>> Begin

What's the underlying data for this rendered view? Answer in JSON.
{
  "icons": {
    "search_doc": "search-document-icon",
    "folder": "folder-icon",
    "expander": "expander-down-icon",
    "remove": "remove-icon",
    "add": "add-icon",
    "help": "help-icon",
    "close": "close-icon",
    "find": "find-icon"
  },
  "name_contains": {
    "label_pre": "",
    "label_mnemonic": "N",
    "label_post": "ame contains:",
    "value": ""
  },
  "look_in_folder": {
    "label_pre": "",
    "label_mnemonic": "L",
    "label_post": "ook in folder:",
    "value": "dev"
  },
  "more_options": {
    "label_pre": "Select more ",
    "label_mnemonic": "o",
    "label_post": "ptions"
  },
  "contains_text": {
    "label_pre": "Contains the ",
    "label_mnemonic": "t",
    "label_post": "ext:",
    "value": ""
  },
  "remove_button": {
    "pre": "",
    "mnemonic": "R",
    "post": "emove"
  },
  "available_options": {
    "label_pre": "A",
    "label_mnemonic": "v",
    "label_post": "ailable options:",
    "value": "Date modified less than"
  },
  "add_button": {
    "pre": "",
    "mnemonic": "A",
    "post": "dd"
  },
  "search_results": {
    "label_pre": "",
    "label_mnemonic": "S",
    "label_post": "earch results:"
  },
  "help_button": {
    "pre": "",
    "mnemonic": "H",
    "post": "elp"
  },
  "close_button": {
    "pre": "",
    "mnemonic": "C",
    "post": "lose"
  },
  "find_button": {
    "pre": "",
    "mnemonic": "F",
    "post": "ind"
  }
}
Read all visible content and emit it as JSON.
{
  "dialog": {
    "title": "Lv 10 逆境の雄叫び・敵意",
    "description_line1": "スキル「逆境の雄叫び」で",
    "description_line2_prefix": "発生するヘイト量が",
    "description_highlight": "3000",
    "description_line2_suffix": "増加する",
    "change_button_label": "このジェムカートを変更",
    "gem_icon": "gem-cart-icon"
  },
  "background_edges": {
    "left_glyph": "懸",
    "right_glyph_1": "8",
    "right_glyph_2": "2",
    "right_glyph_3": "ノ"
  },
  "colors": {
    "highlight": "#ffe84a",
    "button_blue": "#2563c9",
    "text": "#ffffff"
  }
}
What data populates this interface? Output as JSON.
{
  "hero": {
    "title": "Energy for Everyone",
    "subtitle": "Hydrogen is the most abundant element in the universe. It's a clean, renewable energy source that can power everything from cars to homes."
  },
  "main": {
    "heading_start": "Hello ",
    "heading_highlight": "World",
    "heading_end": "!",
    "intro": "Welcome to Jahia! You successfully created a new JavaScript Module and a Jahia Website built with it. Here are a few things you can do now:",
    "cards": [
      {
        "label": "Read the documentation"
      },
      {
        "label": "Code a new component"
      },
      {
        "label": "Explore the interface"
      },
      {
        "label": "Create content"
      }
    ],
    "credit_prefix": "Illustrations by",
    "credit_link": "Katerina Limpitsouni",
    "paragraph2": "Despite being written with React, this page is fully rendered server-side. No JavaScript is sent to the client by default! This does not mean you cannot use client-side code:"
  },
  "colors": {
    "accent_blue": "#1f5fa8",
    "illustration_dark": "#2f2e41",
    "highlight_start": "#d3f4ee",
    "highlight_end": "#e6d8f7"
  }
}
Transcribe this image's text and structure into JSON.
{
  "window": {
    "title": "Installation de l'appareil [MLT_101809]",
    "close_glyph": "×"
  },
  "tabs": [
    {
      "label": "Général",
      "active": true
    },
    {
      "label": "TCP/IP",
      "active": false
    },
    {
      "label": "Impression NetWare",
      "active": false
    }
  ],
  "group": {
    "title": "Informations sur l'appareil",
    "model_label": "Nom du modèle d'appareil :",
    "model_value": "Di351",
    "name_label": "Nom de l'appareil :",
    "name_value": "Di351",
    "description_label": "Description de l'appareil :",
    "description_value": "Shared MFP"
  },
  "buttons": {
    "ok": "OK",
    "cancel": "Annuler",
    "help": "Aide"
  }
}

>> End

Exercise details: Review the preceding data and report every line that includes the string "JavaScript".

Correct answer:
    "intro": "Welcome to Jahia! You successfully created a new JavaScript Module and a Jahia Website built with it. Here are a few things you can do now:",
    "paragraph2": "Despite being written with React, this page is fully rendered server-side. No JavaScript is sent to the client by default! This does not mean you cannot use client-side code:"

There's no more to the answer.